• _PROBLEM TO SOLVE_:
Return each entry exactly, omitting nothing.

— Begin INPUT —

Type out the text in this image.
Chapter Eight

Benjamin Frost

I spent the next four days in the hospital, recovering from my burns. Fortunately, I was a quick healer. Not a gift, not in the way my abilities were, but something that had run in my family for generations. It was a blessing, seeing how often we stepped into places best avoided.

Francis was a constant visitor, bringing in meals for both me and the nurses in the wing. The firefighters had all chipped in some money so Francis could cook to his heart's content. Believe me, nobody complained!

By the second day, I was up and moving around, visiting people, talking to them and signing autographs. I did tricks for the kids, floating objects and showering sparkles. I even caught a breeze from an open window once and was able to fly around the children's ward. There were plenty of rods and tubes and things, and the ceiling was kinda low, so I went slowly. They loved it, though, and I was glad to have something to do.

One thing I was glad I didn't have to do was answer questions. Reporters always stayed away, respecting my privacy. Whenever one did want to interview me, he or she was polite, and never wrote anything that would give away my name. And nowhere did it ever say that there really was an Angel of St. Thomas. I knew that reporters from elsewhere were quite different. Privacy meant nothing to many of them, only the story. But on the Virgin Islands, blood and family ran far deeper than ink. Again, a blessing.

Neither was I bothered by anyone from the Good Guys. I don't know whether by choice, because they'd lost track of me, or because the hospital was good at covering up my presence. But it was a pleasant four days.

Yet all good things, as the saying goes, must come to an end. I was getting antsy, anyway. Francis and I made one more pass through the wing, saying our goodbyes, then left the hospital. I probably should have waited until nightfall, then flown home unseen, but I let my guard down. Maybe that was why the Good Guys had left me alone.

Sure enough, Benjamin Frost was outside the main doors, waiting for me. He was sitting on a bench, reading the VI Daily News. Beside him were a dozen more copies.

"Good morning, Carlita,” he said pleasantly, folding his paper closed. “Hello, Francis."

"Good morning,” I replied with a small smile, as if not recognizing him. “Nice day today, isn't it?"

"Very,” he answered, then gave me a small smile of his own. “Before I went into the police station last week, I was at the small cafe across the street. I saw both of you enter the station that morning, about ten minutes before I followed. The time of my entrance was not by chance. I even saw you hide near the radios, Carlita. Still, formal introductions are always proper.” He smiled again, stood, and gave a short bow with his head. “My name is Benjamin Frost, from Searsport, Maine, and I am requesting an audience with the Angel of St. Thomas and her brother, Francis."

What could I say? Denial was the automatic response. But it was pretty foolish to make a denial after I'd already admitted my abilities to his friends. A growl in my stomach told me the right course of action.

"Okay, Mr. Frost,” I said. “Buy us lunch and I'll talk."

— End INPUT —

• _FINISHED EXERCISE_:
Type out the text in this image.
Chapter Eight

Benjamin Frost

I spent the next four days in the hospital, recovering from my burns. Fortunately, I was a quick healer. Not a gift, not in the way my abilities were, but something that had run in my family for generations. It was a blessing, seeing how often we stepped into places best avoided.

Francis was a constant visitor, bringing in meals for both me and the nurses in the wing. The firefighters had all chipped in some money so Francis could cook to his heart's content. Believe me, nobody complained!

By the second day, I was up and moving around, visiting people, talking to them and signing autographs. I did tricks for the kids, floating objects and showering sparkles. I even caught a breeze from an open window once and was able to fly around the children's ward. There were plenty of rods and tubes and things, and the ceiling was kinda low, so I went slowly. They loved it, though, and I was glad to have something to do.

One thing I was glad I didn't have to do was answer questions. Reporters always stayed away, respecting my privacy. Whenever one did want to interview me, he or she was polite, and never wrote anything that would give away my name. And nowhere did it ever say that there really was an Angel of St. Thomas. I knew that reporters from elsewhere were quite different. Privacy meant nothing to many of them, only the story. But on the Virgin Islands, blood and family ran far deeper than ink. Again, a blessing.

Neither was I bothered by anyone from the Good Guys. I don't know whether by choice, because they'd lost track of me, or because the hospital was good at covering up my presence. But it was a pleasant four days.

Yet all good things, as the saying goes, must come to an end. I was getting antsy, anyway. Francis and I made one more pass through the wing, saying our goodbyes, then left the hospital. I probably should have waited until nightfall, then flown home unseen, but I let my guard down. Maybe that was why the Good Guys had left me alone.

Sure enough, Benjamin Frost was outside the main doors, waiting for me. He was sitting on a bench, reading the VI Daily News. Beside him were a dozen more copies.

"Good morning, Carlita,” he said pleasantly, folding his paper closed. “Hello, Francis."

"Good morning,” I replied with a small smile, as if not recognizing him. “Nice day today, isn't it?"

"Very,” he answered, then gave me a small smile of his own. “Before I went into the police station last week, I was at the small cafe across the street. I saw both of you enter the station that morning, about ten minutes before I followed. The time of my entrance was not by chance. I even saw you hide near the radios, Carlita. Still, formal introductions are always proper.” He smiled again, stood, and gave a short bow with his head. “My name is Benjamin Frost, from Searsport, Maine, and I am requesting an audience with the Angel of St. Thomas and her brother, Francis."

What could I say? Denial was the automatic response. But it was pretty foolish to make a denial after I'd already admitted my abilities to his friends. A growl in my stomach told me the right course of action.

"Okay, Mr. Frost,” I said. “Buy us lunch and I'll talk."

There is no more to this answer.